Exactly reproduce each record listed below.

* [Data items]:
* * * * * * * * *

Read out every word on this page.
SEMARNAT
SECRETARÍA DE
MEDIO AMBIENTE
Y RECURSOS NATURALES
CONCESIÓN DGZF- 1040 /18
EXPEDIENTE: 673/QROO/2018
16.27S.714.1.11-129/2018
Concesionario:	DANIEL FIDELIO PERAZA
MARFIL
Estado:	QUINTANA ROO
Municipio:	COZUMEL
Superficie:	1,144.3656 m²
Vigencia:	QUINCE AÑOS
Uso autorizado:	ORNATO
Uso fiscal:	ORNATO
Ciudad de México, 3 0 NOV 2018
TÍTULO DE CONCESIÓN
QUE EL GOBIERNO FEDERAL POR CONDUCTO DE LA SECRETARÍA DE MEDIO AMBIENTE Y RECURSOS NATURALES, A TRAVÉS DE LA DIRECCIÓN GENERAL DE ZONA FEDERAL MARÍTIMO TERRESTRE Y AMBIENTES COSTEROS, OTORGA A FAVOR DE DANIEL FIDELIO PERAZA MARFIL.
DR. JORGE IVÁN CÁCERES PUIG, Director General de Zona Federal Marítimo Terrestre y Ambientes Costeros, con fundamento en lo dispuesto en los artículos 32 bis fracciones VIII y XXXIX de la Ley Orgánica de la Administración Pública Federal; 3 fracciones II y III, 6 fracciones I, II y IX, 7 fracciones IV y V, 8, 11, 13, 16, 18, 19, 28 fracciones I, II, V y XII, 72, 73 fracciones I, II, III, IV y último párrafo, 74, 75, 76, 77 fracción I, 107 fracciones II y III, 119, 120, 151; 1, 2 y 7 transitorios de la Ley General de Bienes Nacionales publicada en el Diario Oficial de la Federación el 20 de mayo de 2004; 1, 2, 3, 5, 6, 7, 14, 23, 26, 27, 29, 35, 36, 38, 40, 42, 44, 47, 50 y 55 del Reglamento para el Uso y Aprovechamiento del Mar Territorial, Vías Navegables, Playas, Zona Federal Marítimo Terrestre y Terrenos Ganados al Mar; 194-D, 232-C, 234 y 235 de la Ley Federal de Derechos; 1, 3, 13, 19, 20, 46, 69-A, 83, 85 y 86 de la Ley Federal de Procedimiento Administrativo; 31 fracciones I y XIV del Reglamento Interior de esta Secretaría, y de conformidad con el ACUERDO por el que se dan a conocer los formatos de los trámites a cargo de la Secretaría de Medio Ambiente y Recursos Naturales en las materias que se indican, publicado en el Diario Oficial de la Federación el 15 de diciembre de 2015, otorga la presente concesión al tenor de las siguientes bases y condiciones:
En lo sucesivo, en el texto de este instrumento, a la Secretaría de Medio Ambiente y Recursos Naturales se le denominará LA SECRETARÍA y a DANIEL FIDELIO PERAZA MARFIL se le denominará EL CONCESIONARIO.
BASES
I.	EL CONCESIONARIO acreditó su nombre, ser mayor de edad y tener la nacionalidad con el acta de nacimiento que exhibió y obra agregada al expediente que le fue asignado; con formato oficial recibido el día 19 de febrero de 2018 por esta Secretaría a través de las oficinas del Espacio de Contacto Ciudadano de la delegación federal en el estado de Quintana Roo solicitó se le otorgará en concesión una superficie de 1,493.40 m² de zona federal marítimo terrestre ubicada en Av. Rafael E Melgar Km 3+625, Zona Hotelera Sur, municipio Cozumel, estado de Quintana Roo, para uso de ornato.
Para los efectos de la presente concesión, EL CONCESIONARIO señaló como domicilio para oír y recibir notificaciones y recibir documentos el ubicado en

* * * * * * * * *

* [Answer for this exercise]:
Read out every word on this page.
SEMARNAT
SECRETARÍA DE
MEDIO AMBIENTE
Y RECURSOS NATURALES
CONCESIÓN DGZF- 1040 /18
EXPEDIENTE: 673/QROO/2018
16.27S.714.1.11-129/2018
Concesionario:	DANIEL FIDELIO PERAZA
MARFIL
Estado:	QUINTANA ROO
Municipio:	COZUMEL
Superficie:	1,144.3656 m²
Vigencia:	QUINCE AÑOS
Uso autorizado:	ORNATO
Uso fiscal:	ORNATO
Ciudad de México, 3 0 NOV 2018
TÍTULO DE CONCESIÓN
QUE EL GOBIERNO FEDERAL POR CONDUCTO DE LA SECRETARÍA DE MEDIO AMBIENTE Y RECURSOS NATURALES, A TRAVÉS DE LA DIRECCIÓN GENERAL DE ZONA FEDERAL MARÍTIMO TERRESTRE Y AMBIENTES COSTEROS, OTORGA A FAVOR DE DANIEL FIDELIO PERAZA MARFIL.
DR. JORGE IVÁN CÁCERES PUIG, Director General de Zona Federal Marítimo Terrestre y Ambientes Costeros, con fundamento en lo dispuesto en los artículos 32 bis fracciones VIII y XXXIX de la Ley Orgánica de la Administración Pública Federal; 3 fracciones II y III, 6 fracciones I, II y IX, 7 fracciones IV y V, 8, 11, 13, 16, 18, 19, 28 fracciones I, II, V y XII, 72, 73 fracciones I, II, III, IV y último párrafo, 74, 75, 76, 77 fracción I, 107 fracciones II y III, 119, 120, 151; 1, 2 y 7 transitorios de la Ley General de Bienes Nacionales publicada en el Diario Oficial de la Federación el 20 de mayo de 2004; 1, 2, 3, 5, 6, 7, 14, 23, 26, 27, 29, 35, 36, 38, 40, 42, 44, 47, 50 y 55 del Reglamento para el Uso y Aprovechamiento del Mar Territorial, Vías Navegables, Playas, Zona Federal Marítimo Terrestre y Terrenos Ganados al Mar; 194-D, 232-C, 234 y 235 de la Ley Federal de Derechos; 1, 3, 13, 19, 20, 46, 69-A, 83, 85 y 86 de la Ley Federal de Procedimiento Administrativo; 31 fracciones I y XIV del Reglamento Interior de esta Secretaría, y de conformidad con el ACUERDO por el que se dan a conocer los formatos de los trámites a cargo de la Secretaría de Medio Ambiente y Recursos Naturales en las materias que se indican, publicado en el Diario Oficial de la Federación el 15 de diciembre de 2015, otorga la presente concesión al tenor de las siguientes bases y condiciones:
En lo sucesivo, en el texto de este instrumento, a la Secretaría de Medio Ambiente y Recursos Naturales se le denominará LA SECRETARÍA y a DANIEL FIDELIO PERAZA MARFIL se le denominará EL CONCESIONARIO.
BASES
I.	EL CONCESIONARIO acreditó su nombre, ser mayor de edad y tener la nacionalidad con el acta de nacimiento que exhibió y obra agregada al expediente que le fue asignado; con formato oficial recibido el día 19 de febrero de 2018 por esta Secretaría a través de las oficinas del Espacio de Contacto Ciudadano de la delegación federal en el estado de Quintana Roo solicitó se le otorgará en concesión una superficie de 1,493.40 m² de zona federal marítimo terrestre ubicada en Av. Rafael E Melgar Km 3+625, Zona Hotelera Sur, municipio Cozumel, estado de Quintana Roo, para uso de ornato.
Para los efectos de la presente concesión, EL CONCESIONARIO señaló como domicilio para oír y recibir notificaciones y recibir documentos el ubicado en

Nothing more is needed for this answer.